A run of records
+++
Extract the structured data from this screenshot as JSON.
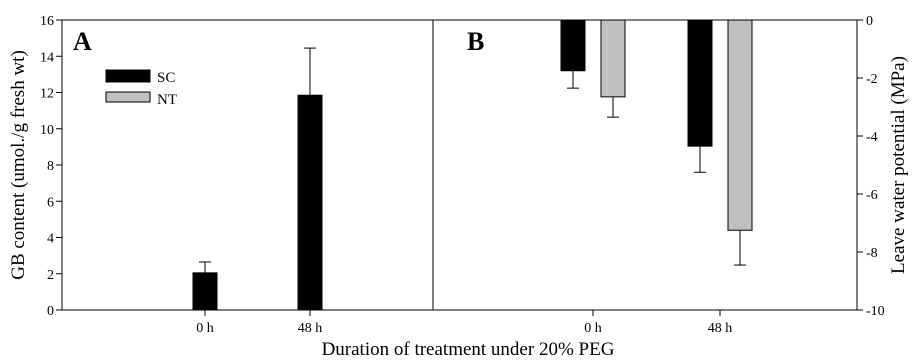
{
  "xlabel": "Duration of treatment under 20% PEG",
  "legend": [
    {
      "name": "SC",
      "color": "#000000"
    },
    {
      "name": "NT",
      "color": "#c0c0c0"
    }
  ],
  "chart_data": [
    {
      "type": "bar",
      "panel_label": "A",
      "categories": [
        "0 h",
        "48 h"
      ],
      "ylabel": "GB content (umol./g fresh wt)",
      "ylim": [
        0,
        16
      ],
      "yticks": [
        0,
        2,
        4,
        6,
        8,
        10,
        12,
        14,
        16
      ],
      "series": [
        {
          "name": "SC",
          "values": [
            2.05,
            11.85
          ],
          "errors": [
            0.6,
            2.6
          ]
        },
        {
          "name": "NT",
          "values": [
            0,
            0
          ],
          "errors": [
            0,
            0
          ]
        }
      ],
      "legend_position": "upper-left",
      "y_axis_side": "left"
    },
    {
      "type": "bar",
      "panel_label": "B",
      "categories": [
        "0 h",
        "48 h"
      ],
      "ylabel": "Leave water potential (MPa)",
      "ylim": [
        -10,
        0
      ],
      "yticks": [
        0,
        -2,
        -4,
        -6,
        -8,
        -10
      ],
      "series": [
        {
          "name": "SC",
          "values": [
            -1.75,
            -4.35
          ],
          "errors": [
            0.6,
            0.9
          ]
        },
        {
          "name": "NT",
          "values": [
            -2.65,
            -7.25
          ],
          "errors": [
            0.7,
            1.2
          ]
        }
      ],
      "y_axis_side": "right"
    }
  ]
}
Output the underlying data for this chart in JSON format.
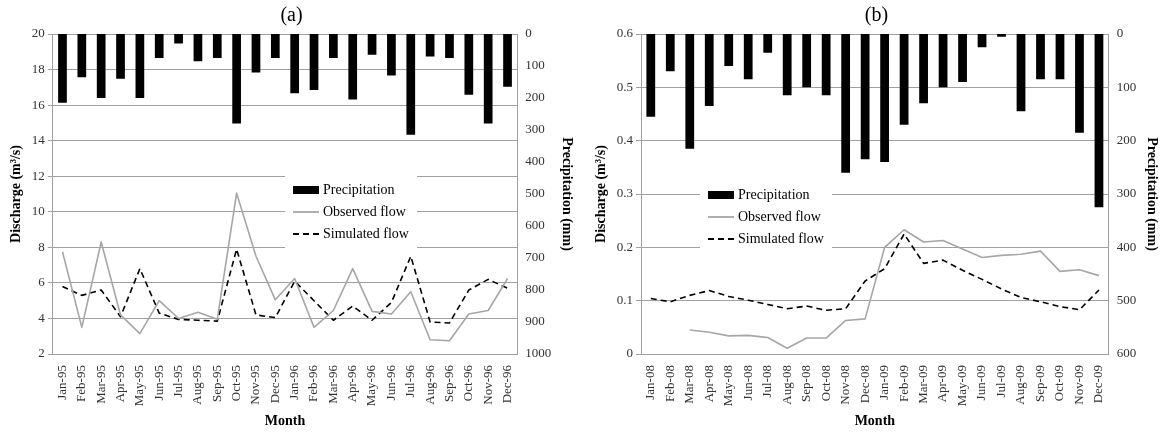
{
  "chart_data": [
    {
      "type": "bar",
      "title": "(a)",
      "xlabel": "Month",
      "ylabel": "Discharge (m³/s)",
      "y2label": "Precipitation (mm)",
      "categories": [
        "Jan-95",
        "Feb-95",
        "Mar-95",
        "Apr-95",
        "May-95",
        "Jun-95",
        "Jul-95",
        "Aug-95",
        "Sep-95",
        "Oct-95",
        "Nov-95",
        "Dec-95",
        "Jan-96",
        "Feb-96",
        "Mar-96",
        "Apr-96",
        "May-96",
        "Jun-96",
        "Jul-96",
        "Aug-96",
        "Sep-96",
        "Oct-96",
        "Nov-96",
        "Dec-96"
      ],
      "series": [
        {
          "name": "Precipitation",
          "axis": "y2",
          "color": "#000000",
          "values": [
            215,
            135,
            200,
            140,
            200,
            75,
            30,
            85,
            75,
            280,
            120,
            75,
            185,
            175,
            75,
            205,
            65,
            130,
            315,
            70,
            75,
            190,
            280,
            165
          ]
        },
        {
          "name": "Observed flow",
          "type": "line",
          "color": "#a6a6a6",
          "line_style": "solid",
          "values": [
            7.75,
            3.5,
            8.3,
            4.2,
            3.15,
            5.0,
            4.0,
            4.35,
            3.95,
            11.05,
            7.5,
            5.05,
            6.25,
            3.5,
            4.45,
            6.8,
            4.4,
            4.25,
            5.5,
            2.8,
            2.75,
            4.25,
            4.45,
            6.25
          ]
        },
        {
          "name": "Simulated flow",
          "type": "line",
          "color": "#000000",
          "line_style": "dashed",
          "values": [
            5.8,
            5.3,
            5.6,
            4.1,
            6.8,
            4.3,
            3.95,
            3.9,
            3.85,
            7.9,
            4.2,
            4.05,
            6.1,
            5.0,
            3.9,
            4.7,
            3.9,
            4.9,
            7.5,
            3.8,
            3.75,
            5.6,
            6.2,
            5.7
          ]
        }
      ],
      "ylim": [
        2,
        20
      ],
      "yticks": [
        2,
        4,
        6,
        8,
        10,
        12,
        14,
        16,
        18,
        20
      ],
      "y2lim": [
        1000,
        0
      ],
      "y2ticks": [
        0,
        100,
        200,
        300,
        400,
        500,
        600,
        700,
        800,
        900,
        1000
      ],
      "grid": "y",
      "legend": "center",
      "marker": "none"
    },
    {
      "type": "bar",
      "title": "(b)",
      "xlabel": "Month",
      "ylabel": "Discharge (m³/s)",
      "y2label": "Precipitation (mm)",
      "categories": [
        "Jan-08",
        "Feb-08",
        "Mar-08",
        "Apr-08",
        "May-08",
        "Jun-08",
        "Jul-08",
        "Aug-08",
        "Sep-08",
        "Oct-08",
        "Nov-08",
        "Dec-08",
        "Jan-09",
        "Feb-09",
        "Mar-09",
        "Apr-09",
        "May-09",
        "Jun-09",
        "Jul-09",
        "Aug-09",
        "Sep-09",
        "Oct-09",
        "Nov-09",
        "Dec-09"
      ],
      "series": [
        {
          "name": "Precipitation",
          "axis": "y2",
          "color": "#000000",
          "values": [
            155,
            70,
            215,
            135,
            60,
            85,
            35,
            115,
            100,
            115,
            260,
            235,
            240,
            170,
            130,
            100,
            90,
            25,
            5,
            145,
            85,
            85,
            185,
            325
          ]
        },
        {
          "name": "Observed flow",
          "type": "line",
          "color": "#a6a6a6",
          "line_style": "solid",
          "values": [
            null,
            null,
            0.045,
            0.041,
            0.034,
            0.035,
            0.031,
            0.011,
            0.03,
            0.03,
            0.063,
            0.066,
            0.2,
            0.233,
            0.21,
            0.213,
            0.197,
            0.181,
            0.185,
            0.187,
            0.193,
            0.155,
            0.158,
            0.147
          ]
        },
        {
          "name": "Simulated flow",
          "type": "line",
          "color": "#000000",
          "line_style": "dashed",
          "values": [
            0.104,
            0.098,
            0.11,
            0.119,
            0.108,
            0.101,
            0.093,
            0.085,
            0.09,
            0.082,
            0.085,
            0.137,
            0.16,
            0.225,
            0.17,
            0.176,
            0.157,
            0.14,
            0.122,
            0.106,
            0.098,
            0.089,
            0.083,
            0.12
          ]
        }
      ],
      "ylim": [
        0,
        0.6
      ],
      "yticks": [
        0,
        0.1,
        0.2,
        0.3,
        0.4,
        0.5,
        0.6
      ],
      "y2lim": [
        600,
        0
      ],
      "y2ticks": [
        0,
        100,
        200,
        300,
        400,
        500,
        600
      ],
      "grid": "y",
      "legend": "left",
      "marker": "none"
    }
  ]
}
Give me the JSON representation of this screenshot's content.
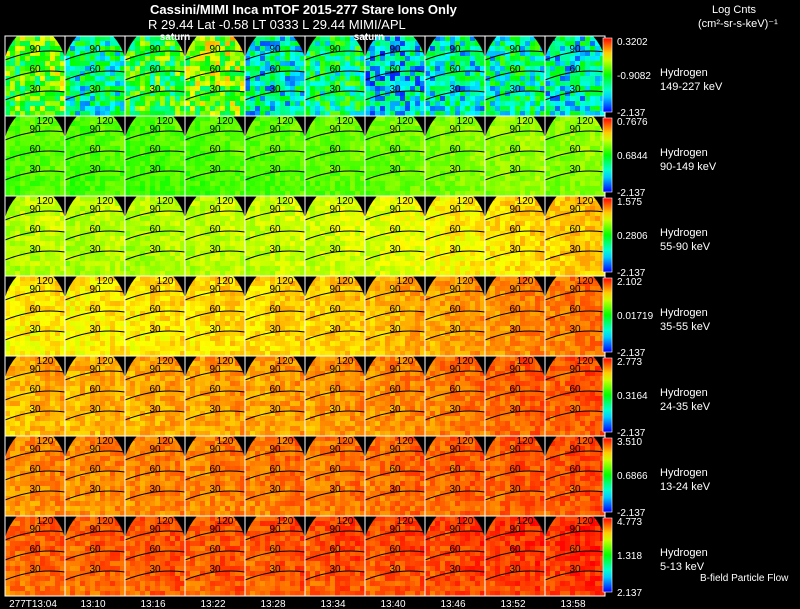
{
  "header": {
    "title": "Cassini/MIMI Inca mTOF  2015-277   Stare   Ions Only",
    "subtitle": "R        29.44 Lat -0.58 LT 0333 L        29.44  MIMI/APL",
    "units_line1": "Log Cnts",
    "units_line2": "(cm²-sr-s-keV)⁻¹"
  },
  "annotations": {
    "saturn_1": "saturn",
    "saturn_2": "saturn",
    "footer": "B-field Particle Flow"
  },
  "colors": {
    "background": "#000000",
    "frame": "#ffffff",
    "contour": "#000000"
  },
  "chart_data": {
    "type": "heatmap",
    "title": "Cassini/MIMI Inca mTOF 2015-277 Stare Ions Only",
    "colormap": "rainbow (blue-cyan-green-yellow-orange-red)",
    "time_labels": [
      "277T13:04",
      "13:10",
      "13:16",
      "13:22",
      "13:28",
      "13:34",
      "13:40",
      "13:46",
      "13:52",
      "13:58"
    ],
    "contour_labels": [
      "120",
      "90",
      "60",
      "30"
    ],
    "rows": [
      {
        "species": "Hydrogen",
        "energy": "149-227 keV",
        "cbar_max": "0.3202",
        "cbar_mid": "-0.9082",
        "cbar_min": "-2.137",
        "levels": [
          0.55,
          0.35,
          0.5,
          0.6,
          0.3,
          0.4,
          0.25,
          0.3,
          0.35,
          0.3
        ]
      },
      {
        "species": "Hydrogen",
        "energy": "90-149 keV",
        "cbar_max": "0.7676",
        "cbar_mid": "0.6844",
        "cbar_min": "-2.137",
        "levels": [
          0.58,
          0.57,
          0.56,
          0.57,
          0.58,
          0.59,
          0.6,
          0.62,
          0.64,
          0.63
        ]
      },
      {
        "species": "Hydrogen",
        "energy": "55-90 keV",
        "cbar_max": "1.575",
        "cbar_mid": "0.2806",
        "cbar_min": "-2.137",
        "levels": [
          0.68,
          0.67,
          0.67,
          0.68,
          0.69,
          0.7,
          0.72,
          0.75,
          0.78,
          0.8
        ]
      },
      {
        "species": "Hydrogen",
        "energy": "35-55 keV",
        "cbar_max": "2.102",
        "cbar_mid": "0.01719",
        "cbar_min": "-2.137",
        "levels": [
          0.76,
          0.76,
          0.77,
          0.78,
          0.79,
          0.8,
          0.82,
          0.84,
          0.86,
          0.88
        ]
      },
      {
        "species": "Hydrogen",
        "energy": "24-35 keV",
        "cbar_max": "2.773",
        "cbar_mid": "0.3164",
        "cbar_min": "-2.137",
        "levels": [
          0.82,
          0.82,
          0.83,
          0.84,
          0.84,
          0.85,
          0.86,
          0.88,
          0.9,
          0.91
        ]
      },
      {
        "species": "Hydrogen",
        "energy": "13-24 keV",
        "cbar_max": "3.510",
        "cbar_mid": "0.6866",
        "cbar_min": "-2.137",
        "levels": [
          0.86,
          0.86,
          0.87,
          0.87,
          0.88,
          0.88,
          0.89,
          0.9,
          0.91,
          0.92
        ]
      },
      {
        "species": "Hydrogen",
        "energy": "5-13 keV",
        "cbar_max": "4.773",
        "cbar_mid": "1.318",
        "cbar_min": "2.137",
        "levels": [
          0.9,
          0.9,
          0.91,
          0.91,
          0.91,
          0.92,
          0.92,
          0.93,
          0.94,
          0.95
        ]
      }
    ]
  }
}
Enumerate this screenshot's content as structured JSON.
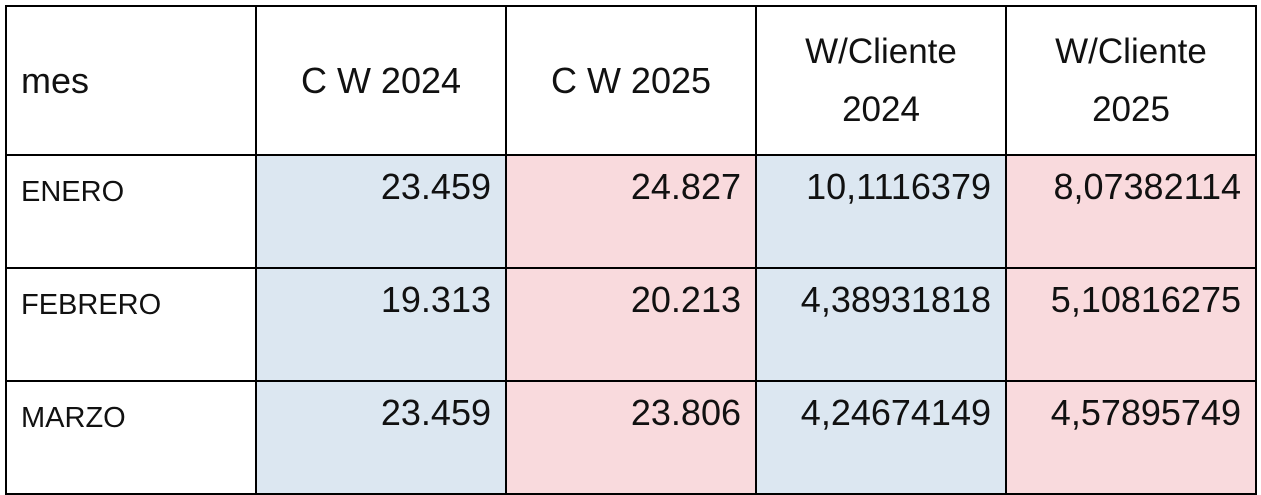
+++
■ **Task prompt**: Check every line of the records above for the string "mTOF" and say how many contain it, giving the number alone.

■ **Written solution**: 2